● TO BE DONE: Below are entries. Pull out all lines containing "content".

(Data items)
━━━━━━

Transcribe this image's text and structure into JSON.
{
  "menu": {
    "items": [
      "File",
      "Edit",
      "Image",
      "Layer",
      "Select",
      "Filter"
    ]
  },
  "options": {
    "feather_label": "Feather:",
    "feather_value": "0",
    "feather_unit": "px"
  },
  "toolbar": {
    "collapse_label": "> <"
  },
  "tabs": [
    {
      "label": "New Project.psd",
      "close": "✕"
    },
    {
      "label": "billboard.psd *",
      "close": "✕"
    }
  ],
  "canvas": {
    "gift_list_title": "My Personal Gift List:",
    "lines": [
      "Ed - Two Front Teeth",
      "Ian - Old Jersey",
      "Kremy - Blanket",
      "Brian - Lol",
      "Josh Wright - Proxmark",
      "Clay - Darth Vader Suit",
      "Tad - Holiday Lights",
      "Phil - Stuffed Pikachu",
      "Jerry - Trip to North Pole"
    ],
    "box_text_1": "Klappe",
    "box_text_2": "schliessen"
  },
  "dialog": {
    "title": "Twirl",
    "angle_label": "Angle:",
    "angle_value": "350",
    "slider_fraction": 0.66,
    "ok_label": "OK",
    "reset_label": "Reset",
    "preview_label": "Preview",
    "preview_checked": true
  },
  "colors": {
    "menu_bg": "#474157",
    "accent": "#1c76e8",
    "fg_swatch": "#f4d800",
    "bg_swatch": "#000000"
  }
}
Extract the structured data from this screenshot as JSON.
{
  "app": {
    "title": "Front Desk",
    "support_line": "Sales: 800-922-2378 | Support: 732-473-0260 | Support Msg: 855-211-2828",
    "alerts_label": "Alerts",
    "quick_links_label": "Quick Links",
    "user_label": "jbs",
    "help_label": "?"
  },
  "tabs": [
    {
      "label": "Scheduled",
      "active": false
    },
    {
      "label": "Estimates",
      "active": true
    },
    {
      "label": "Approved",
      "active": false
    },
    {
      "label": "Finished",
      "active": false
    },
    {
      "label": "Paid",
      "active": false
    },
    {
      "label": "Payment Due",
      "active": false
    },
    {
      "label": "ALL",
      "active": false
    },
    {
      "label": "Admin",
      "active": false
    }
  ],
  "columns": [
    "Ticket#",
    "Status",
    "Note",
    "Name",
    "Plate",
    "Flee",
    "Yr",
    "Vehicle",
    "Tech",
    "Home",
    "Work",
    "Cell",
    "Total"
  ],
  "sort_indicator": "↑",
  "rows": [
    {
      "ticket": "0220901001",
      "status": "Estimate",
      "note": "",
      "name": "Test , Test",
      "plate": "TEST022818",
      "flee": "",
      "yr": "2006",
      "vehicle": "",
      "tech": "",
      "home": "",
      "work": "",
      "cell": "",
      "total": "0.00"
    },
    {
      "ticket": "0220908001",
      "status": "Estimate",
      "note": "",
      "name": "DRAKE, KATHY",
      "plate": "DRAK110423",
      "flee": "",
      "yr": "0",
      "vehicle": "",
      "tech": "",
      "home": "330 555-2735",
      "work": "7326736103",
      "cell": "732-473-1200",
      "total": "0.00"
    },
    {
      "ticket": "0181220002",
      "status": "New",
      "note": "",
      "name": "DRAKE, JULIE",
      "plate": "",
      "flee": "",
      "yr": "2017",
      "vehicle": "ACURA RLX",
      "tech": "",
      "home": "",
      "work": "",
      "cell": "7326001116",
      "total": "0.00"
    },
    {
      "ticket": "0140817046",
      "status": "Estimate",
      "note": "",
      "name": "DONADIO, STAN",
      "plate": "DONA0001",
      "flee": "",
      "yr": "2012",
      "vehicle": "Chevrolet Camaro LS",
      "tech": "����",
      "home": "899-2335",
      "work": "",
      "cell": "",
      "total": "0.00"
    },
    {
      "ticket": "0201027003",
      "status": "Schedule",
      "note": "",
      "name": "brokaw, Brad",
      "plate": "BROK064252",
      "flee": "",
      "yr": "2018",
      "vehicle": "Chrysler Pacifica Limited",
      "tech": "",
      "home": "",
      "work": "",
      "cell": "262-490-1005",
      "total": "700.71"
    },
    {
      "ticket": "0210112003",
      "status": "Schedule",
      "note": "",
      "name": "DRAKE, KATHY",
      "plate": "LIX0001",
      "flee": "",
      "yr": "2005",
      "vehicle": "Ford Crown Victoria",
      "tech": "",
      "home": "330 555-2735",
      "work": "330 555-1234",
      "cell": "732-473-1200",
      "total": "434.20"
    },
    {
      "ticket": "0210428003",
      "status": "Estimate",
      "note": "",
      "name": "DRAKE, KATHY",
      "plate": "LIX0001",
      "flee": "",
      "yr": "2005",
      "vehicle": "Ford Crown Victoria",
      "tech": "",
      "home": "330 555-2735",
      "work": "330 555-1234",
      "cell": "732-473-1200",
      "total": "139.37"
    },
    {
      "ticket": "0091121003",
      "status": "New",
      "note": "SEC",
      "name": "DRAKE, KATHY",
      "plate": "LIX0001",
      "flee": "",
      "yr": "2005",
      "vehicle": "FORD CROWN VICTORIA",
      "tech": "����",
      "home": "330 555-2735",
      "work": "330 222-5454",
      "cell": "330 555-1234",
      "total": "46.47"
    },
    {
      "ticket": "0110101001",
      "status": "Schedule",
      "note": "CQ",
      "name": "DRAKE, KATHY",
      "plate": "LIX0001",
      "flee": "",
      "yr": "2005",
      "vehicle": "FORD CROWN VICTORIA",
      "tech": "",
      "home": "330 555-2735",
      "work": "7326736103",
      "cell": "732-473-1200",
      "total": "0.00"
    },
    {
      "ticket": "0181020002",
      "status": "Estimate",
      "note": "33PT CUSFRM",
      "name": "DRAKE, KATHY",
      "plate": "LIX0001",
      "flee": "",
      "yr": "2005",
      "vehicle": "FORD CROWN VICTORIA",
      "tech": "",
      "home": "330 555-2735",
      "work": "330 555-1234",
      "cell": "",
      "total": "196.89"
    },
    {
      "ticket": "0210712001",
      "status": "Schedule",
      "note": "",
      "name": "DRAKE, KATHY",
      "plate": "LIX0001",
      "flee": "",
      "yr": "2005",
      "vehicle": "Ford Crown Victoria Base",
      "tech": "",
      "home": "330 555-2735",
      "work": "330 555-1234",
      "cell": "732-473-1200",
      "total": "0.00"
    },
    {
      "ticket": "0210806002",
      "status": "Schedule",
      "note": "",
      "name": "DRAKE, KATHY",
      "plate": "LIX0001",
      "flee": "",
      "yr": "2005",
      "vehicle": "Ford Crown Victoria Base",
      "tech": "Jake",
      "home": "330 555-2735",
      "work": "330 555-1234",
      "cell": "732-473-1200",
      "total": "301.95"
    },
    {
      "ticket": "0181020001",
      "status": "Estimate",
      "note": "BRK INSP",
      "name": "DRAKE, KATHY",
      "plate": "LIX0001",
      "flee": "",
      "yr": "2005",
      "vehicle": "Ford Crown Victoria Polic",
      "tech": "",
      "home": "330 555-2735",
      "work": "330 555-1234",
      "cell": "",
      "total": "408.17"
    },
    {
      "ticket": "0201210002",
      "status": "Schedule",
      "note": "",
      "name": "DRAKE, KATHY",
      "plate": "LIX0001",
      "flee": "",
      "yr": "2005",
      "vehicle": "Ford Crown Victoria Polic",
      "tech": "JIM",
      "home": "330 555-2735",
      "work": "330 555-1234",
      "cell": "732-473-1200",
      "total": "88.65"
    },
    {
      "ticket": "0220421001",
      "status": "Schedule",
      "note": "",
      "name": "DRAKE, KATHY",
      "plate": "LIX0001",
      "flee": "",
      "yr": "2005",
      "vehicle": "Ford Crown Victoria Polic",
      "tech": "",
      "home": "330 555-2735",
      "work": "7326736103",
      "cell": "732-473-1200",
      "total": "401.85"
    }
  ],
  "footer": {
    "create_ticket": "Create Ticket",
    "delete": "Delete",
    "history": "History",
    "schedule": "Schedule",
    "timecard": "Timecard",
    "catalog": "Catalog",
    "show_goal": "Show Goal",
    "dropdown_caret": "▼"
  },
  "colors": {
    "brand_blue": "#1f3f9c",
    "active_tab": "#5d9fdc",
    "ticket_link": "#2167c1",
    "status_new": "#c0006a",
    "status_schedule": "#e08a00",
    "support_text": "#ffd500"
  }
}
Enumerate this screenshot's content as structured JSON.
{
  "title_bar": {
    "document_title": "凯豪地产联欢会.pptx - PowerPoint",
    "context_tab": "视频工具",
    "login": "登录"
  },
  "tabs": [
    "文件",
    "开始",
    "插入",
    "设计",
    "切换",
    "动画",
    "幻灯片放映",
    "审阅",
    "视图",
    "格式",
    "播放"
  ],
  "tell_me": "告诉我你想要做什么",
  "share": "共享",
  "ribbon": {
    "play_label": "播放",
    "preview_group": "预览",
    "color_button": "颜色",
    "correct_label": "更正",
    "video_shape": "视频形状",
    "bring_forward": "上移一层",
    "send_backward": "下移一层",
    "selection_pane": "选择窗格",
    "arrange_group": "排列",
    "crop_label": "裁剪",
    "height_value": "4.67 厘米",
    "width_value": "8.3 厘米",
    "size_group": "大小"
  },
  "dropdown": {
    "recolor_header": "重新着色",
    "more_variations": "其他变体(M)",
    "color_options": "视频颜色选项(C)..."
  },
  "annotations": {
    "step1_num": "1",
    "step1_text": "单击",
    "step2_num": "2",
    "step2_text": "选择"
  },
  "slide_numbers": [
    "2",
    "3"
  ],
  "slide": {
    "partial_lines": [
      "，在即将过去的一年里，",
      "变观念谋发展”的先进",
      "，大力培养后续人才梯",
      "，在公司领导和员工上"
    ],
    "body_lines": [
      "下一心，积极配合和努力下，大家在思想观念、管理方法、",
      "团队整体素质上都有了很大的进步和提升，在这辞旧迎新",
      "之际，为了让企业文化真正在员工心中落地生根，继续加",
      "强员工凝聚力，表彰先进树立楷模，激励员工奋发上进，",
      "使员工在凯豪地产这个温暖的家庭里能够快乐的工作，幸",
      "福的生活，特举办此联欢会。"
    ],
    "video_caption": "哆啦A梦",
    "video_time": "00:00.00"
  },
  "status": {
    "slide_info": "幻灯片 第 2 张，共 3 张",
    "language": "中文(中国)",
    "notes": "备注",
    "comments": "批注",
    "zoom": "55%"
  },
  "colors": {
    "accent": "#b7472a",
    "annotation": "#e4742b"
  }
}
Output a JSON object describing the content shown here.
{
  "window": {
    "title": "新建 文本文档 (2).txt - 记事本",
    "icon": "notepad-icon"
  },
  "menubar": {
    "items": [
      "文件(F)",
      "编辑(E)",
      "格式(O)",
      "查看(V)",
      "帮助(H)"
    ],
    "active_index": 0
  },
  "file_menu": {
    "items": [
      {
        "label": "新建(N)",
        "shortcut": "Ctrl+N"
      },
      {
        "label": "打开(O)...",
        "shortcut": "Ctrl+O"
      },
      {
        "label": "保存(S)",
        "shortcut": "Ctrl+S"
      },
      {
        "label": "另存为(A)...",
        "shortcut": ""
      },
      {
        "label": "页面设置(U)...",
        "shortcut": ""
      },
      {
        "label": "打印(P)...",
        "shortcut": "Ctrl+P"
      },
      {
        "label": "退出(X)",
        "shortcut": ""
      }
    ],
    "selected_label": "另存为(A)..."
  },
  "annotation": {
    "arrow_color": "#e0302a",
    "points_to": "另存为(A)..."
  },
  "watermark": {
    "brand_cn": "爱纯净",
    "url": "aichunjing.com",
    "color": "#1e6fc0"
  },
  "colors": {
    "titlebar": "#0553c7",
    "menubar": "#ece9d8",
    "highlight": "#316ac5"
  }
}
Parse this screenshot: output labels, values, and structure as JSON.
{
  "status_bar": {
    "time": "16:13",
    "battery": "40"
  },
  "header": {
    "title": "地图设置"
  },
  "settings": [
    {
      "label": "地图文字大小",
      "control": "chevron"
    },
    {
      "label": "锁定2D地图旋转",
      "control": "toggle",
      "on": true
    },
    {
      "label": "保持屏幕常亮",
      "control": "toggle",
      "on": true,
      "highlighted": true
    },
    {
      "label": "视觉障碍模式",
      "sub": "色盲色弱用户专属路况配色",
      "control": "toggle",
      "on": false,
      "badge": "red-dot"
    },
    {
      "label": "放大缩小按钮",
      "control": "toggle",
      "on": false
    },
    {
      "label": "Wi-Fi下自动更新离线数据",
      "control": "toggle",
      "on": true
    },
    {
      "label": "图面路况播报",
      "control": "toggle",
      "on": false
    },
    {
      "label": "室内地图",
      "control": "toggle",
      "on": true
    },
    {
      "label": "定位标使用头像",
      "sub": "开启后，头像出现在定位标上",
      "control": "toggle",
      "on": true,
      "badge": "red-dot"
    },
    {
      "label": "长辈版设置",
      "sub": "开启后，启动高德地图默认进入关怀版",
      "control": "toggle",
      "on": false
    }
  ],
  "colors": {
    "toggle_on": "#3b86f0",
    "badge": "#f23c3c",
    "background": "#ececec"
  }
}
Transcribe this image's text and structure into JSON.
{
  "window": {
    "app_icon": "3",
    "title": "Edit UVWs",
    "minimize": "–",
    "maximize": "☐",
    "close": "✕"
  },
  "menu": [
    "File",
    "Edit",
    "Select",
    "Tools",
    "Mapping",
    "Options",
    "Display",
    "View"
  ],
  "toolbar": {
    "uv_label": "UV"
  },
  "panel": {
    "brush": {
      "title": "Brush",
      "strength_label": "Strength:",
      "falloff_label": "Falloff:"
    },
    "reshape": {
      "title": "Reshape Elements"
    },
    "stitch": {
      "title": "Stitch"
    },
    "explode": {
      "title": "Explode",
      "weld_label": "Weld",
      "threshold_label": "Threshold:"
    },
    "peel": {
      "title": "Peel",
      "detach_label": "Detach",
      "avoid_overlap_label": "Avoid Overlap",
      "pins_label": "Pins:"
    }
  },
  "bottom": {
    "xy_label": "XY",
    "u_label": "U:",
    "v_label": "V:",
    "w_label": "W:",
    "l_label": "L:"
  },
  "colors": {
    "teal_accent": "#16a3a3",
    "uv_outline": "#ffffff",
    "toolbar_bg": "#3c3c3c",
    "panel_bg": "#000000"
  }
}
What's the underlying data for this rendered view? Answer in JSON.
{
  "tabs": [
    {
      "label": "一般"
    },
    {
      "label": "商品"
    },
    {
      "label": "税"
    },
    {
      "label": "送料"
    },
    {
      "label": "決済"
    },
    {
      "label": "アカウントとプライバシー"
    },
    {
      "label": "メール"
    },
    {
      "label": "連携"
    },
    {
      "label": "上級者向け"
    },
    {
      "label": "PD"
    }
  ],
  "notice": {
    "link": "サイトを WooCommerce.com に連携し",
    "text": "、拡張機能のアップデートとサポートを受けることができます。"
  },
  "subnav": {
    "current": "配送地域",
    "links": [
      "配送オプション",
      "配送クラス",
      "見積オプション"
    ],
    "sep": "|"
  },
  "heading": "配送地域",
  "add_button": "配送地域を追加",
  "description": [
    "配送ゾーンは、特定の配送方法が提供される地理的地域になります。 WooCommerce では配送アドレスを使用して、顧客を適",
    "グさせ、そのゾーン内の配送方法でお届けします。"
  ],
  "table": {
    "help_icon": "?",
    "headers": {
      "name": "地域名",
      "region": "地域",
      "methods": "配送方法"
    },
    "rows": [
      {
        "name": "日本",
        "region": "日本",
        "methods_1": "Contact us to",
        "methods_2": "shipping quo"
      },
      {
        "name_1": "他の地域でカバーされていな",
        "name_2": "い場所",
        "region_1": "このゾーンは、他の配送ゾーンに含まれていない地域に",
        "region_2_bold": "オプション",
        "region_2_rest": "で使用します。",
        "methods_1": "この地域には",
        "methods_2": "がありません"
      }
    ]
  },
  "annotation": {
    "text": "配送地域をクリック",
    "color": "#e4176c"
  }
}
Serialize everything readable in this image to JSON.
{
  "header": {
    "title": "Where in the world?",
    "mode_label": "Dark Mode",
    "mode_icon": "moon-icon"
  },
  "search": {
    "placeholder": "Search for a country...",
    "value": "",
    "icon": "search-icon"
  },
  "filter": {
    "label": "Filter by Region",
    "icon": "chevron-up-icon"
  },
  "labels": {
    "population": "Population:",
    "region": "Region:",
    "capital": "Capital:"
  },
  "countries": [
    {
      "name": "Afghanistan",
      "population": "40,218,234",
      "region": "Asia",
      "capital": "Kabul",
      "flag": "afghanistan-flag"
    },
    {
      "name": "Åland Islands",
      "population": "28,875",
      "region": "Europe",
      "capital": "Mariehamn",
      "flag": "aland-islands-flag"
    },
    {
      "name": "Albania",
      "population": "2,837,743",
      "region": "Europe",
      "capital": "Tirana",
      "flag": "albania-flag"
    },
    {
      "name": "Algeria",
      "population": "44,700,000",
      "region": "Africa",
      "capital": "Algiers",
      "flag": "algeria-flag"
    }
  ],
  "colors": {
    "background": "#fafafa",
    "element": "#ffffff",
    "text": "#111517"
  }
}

━━━━━━

● EXERCISE OUTPUT:
Enumerate this screenshot's content as structured JSON.
Output a JSON object describing the content shown here.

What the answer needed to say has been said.